**Short problem:** Gather up every line from the entries below that uses the word "False".

**Exercise input:**
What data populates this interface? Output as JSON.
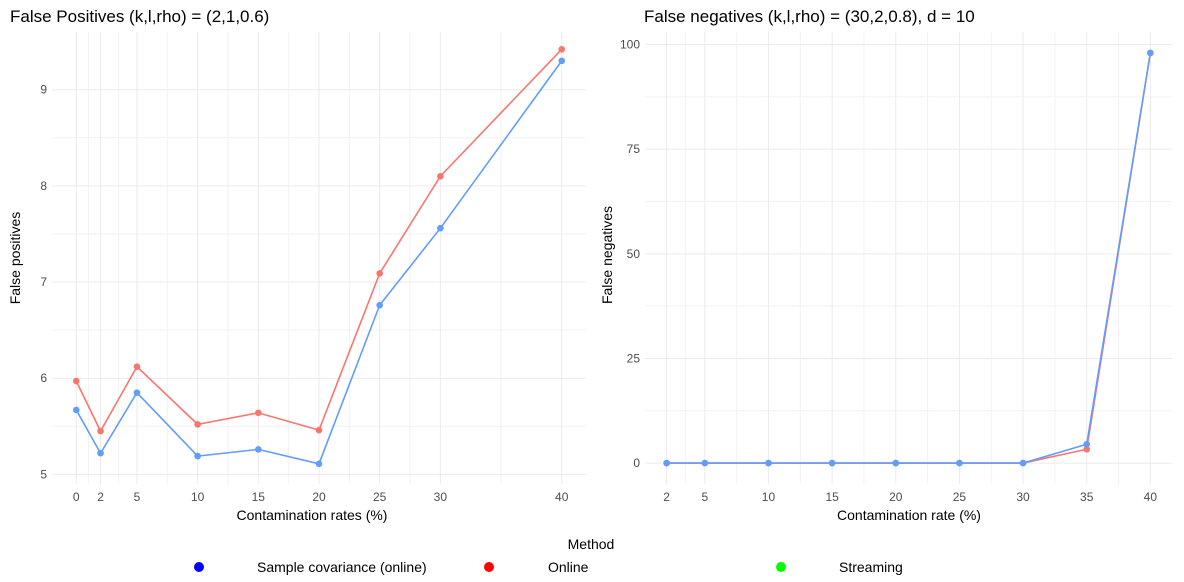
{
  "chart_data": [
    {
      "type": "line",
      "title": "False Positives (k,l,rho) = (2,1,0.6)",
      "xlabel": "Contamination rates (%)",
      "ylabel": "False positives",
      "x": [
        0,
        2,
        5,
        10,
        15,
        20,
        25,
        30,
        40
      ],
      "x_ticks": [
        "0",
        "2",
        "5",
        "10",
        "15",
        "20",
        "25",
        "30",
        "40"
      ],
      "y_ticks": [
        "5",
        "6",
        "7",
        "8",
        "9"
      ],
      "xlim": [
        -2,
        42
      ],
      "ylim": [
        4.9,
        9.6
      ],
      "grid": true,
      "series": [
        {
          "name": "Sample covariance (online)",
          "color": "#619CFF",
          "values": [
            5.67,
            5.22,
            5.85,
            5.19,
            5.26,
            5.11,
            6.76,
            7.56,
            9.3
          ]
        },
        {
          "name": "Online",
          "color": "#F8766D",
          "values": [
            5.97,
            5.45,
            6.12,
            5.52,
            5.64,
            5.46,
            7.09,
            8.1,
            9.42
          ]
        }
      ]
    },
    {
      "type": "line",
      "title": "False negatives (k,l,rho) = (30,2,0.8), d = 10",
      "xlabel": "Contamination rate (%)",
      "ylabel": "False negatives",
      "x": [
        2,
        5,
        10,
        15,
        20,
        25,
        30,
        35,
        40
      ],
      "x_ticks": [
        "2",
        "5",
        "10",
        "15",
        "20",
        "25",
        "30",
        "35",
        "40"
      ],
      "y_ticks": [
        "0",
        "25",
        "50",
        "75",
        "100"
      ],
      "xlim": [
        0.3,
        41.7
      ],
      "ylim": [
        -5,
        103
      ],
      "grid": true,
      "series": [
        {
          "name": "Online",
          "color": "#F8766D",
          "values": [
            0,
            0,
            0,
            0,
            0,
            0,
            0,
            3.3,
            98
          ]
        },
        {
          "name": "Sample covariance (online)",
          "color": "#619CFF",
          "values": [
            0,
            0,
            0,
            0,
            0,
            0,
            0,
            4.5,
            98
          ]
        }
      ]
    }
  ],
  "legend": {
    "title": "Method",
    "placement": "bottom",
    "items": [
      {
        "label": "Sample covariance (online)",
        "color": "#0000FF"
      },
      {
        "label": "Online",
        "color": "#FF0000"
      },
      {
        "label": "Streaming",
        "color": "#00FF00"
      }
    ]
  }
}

**Answer for this exercise:**
      "title": "False Positives (k,l,rho) = (2,1,0.6)",
      "ylabel": "False positives",
      "title": "False negatives (k,l,rho) = (30,2,0.8), d = 10",
      "ylabel": "False negatives",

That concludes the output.